TASK DESCRIPTION | Scan the listing below and copy every line holding "this".

STORED ROWS |
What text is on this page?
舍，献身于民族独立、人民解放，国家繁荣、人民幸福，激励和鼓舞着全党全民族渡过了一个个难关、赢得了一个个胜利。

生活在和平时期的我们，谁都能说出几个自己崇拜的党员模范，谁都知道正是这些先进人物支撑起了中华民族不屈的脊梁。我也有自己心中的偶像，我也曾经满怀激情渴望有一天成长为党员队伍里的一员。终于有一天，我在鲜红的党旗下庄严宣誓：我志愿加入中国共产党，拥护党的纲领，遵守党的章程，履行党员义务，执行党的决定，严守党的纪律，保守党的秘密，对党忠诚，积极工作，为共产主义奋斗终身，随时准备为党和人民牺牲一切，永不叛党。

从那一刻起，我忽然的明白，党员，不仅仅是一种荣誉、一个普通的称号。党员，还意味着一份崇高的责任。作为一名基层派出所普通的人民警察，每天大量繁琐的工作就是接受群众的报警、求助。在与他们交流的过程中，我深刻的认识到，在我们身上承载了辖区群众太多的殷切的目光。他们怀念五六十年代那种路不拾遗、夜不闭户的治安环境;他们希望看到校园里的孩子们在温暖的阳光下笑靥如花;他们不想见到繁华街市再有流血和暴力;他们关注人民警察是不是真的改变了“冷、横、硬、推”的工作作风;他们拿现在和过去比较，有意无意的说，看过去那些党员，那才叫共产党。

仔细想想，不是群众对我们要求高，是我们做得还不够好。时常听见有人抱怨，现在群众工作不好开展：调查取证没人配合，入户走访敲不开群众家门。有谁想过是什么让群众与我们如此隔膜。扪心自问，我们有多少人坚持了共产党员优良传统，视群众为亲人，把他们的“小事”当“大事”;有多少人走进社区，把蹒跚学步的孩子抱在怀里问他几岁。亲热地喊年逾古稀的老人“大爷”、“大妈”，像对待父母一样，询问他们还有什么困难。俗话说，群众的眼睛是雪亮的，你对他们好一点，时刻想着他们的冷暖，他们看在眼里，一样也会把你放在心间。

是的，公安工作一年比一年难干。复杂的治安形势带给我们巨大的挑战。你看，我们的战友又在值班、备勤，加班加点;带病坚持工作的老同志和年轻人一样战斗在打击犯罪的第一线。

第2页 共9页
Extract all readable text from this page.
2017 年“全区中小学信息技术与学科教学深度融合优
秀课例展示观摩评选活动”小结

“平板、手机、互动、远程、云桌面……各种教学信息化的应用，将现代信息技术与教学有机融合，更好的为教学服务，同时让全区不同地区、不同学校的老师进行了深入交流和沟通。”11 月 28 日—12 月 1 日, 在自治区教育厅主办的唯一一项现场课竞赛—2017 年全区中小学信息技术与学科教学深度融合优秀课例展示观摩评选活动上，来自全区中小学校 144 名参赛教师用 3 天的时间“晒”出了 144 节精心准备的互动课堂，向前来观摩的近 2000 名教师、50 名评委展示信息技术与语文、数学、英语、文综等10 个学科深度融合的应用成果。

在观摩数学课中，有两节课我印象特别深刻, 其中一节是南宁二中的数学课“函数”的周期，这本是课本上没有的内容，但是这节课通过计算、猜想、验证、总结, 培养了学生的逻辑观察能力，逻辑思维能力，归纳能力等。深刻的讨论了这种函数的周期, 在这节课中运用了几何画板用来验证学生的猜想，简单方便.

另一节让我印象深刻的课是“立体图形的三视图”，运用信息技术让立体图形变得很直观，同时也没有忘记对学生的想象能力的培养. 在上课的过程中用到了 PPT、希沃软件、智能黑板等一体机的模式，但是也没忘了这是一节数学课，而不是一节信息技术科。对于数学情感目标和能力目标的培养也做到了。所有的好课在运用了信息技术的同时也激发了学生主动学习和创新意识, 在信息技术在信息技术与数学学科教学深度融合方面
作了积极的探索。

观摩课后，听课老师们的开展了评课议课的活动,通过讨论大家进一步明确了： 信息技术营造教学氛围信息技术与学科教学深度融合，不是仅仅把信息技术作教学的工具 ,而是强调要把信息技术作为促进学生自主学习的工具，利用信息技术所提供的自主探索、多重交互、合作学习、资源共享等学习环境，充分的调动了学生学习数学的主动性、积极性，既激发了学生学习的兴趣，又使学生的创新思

THE RESULT |
What text is on this page?
Extract all readable text from this page.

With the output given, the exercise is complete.